Records from a data collection
(begin)

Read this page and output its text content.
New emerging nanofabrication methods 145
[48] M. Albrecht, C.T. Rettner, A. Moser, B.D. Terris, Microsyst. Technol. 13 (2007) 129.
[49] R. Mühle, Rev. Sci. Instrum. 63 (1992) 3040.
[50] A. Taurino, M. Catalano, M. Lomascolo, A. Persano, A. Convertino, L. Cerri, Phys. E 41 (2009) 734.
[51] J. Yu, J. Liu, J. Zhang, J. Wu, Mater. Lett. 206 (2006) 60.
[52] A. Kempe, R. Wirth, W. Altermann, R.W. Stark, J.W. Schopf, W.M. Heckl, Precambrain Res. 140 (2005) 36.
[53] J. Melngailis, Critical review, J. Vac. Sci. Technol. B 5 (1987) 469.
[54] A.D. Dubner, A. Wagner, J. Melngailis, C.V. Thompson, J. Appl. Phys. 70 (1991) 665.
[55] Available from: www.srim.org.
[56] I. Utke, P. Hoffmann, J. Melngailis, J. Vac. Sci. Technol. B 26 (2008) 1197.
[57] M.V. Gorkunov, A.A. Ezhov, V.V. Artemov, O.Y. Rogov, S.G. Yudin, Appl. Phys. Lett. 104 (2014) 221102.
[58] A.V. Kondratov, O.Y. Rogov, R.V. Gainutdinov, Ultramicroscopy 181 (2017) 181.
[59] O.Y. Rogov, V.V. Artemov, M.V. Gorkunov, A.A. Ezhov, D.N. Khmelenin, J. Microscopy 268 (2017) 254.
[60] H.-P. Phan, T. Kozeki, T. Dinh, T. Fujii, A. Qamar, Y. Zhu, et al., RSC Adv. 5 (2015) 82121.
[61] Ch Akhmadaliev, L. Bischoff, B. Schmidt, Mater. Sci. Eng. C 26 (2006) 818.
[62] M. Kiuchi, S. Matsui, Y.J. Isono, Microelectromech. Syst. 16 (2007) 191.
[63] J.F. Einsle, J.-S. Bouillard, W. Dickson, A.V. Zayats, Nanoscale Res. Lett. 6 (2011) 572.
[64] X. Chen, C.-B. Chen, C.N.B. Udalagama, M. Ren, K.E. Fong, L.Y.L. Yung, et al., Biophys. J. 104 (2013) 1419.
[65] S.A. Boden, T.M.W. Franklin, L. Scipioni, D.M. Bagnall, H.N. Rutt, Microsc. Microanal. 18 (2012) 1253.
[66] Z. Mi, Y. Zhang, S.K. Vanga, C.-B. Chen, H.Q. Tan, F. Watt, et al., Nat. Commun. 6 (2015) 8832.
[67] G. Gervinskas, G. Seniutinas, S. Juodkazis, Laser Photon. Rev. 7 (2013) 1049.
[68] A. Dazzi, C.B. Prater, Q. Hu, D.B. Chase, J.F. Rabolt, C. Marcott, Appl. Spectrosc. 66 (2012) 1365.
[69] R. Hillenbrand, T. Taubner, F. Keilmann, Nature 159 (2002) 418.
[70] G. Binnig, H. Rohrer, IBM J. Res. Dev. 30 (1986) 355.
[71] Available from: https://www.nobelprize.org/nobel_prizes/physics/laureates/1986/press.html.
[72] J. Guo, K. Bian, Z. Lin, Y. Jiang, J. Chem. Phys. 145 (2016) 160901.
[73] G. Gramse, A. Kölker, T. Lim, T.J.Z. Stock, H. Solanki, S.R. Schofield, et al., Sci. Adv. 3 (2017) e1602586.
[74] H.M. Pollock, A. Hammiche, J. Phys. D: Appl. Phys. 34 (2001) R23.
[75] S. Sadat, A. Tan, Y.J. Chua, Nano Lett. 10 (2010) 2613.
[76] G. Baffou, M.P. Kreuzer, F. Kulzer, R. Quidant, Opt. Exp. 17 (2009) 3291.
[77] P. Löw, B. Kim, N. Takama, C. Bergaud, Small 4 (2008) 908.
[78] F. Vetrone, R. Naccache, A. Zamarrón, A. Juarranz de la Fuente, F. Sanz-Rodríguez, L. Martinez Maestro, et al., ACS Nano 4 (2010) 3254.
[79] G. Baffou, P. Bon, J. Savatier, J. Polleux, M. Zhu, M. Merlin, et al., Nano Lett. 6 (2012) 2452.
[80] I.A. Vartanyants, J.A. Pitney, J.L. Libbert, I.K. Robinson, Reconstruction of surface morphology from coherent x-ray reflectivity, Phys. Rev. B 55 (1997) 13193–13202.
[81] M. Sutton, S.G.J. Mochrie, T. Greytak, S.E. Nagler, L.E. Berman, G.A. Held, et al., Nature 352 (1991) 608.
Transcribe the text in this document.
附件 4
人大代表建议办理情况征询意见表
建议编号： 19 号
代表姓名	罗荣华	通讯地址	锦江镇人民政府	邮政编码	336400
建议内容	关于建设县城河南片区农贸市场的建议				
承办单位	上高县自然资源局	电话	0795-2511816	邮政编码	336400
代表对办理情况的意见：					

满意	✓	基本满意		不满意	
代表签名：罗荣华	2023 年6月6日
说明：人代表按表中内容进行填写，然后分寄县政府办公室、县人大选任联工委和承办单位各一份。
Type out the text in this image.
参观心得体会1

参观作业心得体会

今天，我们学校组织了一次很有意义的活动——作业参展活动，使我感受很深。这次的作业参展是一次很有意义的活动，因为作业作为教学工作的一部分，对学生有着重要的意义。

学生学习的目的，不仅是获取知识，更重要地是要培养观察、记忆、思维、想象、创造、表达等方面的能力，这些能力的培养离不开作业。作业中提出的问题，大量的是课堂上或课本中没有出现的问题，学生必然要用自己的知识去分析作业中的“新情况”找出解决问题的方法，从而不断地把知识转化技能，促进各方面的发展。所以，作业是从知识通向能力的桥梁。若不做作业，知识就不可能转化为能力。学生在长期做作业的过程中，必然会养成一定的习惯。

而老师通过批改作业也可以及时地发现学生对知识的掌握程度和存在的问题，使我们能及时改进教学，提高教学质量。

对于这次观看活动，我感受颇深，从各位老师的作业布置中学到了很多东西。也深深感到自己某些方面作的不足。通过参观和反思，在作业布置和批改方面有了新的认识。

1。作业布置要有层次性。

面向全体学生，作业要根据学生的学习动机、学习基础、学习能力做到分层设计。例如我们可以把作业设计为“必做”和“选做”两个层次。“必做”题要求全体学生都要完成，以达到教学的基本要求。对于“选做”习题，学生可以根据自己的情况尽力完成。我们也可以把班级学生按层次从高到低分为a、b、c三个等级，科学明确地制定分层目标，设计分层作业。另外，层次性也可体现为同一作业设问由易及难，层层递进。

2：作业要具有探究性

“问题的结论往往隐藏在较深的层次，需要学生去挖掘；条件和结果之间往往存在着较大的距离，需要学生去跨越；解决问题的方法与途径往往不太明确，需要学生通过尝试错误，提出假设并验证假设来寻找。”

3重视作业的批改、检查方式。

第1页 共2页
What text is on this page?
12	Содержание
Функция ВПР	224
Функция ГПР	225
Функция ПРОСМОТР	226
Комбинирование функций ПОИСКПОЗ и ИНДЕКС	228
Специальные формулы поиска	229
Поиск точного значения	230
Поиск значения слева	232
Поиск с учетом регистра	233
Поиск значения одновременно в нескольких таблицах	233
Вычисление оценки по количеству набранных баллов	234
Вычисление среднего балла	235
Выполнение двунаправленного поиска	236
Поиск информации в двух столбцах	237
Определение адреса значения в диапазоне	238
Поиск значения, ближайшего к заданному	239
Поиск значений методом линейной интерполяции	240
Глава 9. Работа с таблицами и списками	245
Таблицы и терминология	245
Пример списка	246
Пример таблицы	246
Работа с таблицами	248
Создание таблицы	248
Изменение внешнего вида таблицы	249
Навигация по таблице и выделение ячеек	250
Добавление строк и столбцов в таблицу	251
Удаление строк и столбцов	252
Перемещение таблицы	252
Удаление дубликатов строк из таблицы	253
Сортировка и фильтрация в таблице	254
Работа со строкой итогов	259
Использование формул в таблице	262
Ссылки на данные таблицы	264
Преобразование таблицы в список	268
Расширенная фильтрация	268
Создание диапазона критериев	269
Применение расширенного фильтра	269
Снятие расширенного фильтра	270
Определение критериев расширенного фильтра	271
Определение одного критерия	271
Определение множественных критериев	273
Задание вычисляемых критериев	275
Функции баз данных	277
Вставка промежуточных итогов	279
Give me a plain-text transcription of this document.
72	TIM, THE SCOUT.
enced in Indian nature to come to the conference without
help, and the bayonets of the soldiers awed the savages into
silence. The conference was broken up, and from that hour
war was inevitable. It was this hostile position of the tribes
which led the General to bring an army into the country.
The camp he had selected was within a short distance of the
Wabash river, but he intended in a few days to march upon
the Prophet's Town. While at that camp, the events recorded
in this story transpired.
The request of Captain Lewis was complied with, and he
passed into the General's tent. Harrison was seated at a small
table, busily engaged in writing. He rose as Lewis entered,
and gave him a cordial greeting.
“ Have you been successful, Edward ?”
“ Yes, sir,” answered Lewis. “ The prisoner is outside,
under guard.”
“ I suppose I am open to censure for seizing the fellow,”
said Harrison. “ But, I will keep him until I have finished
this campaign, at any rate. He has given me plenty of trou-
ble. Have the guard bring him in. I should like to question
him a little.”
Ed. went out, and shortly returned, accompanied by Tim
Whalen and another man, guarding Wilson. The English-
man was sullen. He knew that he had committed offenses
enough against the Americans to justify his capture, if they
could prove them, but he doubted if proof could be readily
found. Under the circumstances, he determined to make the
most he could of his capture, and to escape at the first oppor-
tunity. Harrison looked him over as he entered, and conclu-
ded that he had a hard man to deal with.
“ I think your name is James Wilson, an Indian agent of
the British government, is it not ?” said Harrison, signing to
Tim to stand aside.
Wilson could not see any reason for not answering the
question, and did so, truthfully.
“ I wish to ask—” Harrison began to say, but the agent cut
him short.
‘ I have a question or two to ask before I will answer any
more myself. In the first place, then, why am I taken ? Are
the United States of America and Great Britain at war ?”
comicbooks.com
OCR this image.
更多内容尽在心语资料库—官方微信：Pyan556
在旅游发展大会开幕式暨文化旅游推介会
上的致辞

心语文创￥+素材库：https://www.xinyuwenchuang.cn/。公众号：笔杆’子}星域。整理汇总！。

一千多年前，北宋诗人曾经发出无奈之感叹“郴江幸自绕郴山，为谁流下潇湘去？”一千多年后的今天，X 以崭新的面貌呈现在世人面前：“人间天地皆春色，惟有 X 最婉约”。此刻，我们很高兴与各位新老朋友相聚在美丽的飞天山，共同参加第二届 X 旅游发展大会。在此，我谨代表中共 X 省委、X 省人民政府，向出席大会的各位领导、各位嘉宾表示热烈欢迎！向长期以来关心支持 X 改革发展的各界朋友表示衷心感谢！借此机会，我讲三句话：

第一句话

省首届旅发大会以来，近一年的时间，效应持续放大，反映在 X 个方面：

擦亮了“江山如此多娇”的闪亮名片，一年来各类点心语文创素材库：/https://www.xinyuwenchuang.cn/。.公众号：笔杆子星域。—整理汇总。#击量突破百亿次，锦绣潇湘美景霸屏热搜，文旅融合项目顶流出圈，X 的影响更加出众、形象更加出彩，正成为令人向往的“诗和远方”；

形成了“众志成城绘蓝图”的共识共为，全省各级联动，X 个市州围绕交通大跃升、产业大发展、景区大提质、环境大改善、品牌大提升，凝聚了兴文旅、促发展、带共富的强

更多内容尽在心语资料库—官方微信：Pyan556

(end)

> Stated exercise: Extract, verbatim, the lines from the one containing "OCR this image." through the last line of the listing above.

> Task result:
OCR this image.
更多内容尽在心语资料库—官方微信：Pyan556
在旅游发展大会开幕式暨文化旅游推介会
上的致辞

心语文创￥+素材库：https://www.xinyuwenchuang.cn/。公众号：笔杆’子}星域。整理汇总！。

一千多年前，北宋诗人曾经发出无奈之感叹“郴江幸自绕郴山，为谁流下潇湘去？”一千多年后的今天，X 以崭新的面貌呈现在世人面前：“人间天地皆春色，惟有 X 最婉约”。此刻，我们很高兴与各位新老朋友相聚在美丽的飞天山，共同参加第二届 X 旅游发展大会。在此，我谨代表中共 X 省委、X 省人民政府，向出席大会的各位领导、各位嘉宾表示热烈欢迎！向长期以来关心支持 X 改革发展的各界朋友表示衷心感谢！借此机会，我讲三句话：

第一句话

省首届旅发大会以来，近一年的时间，效应持续放大，反映在 X 个方面：

擦亮了“江山如此多娇”的闪亮名片，一年来各类点心语文创素材库：/https://www.xinyuwenchuang.cn/。.公众号：笔杆子星域。—整理汇总。#击量突破百亿次，锦绣潇湘美景霸屏热搜，文旅融合项目顶流出圈，X 的影响更加出众、形象更加出彩，正成为令人向往的“诗和远方”；

形成了“众志成城绘蓝图”的共识共为，全省各级联动，X 个市州围绕交通大跃升、产业大发展、景区大提质、环境大改善、品牌大提升，凝聚了兴文旅、促发展、带共富的强

更多内容尽在心语资料库—官方微信：Pyan556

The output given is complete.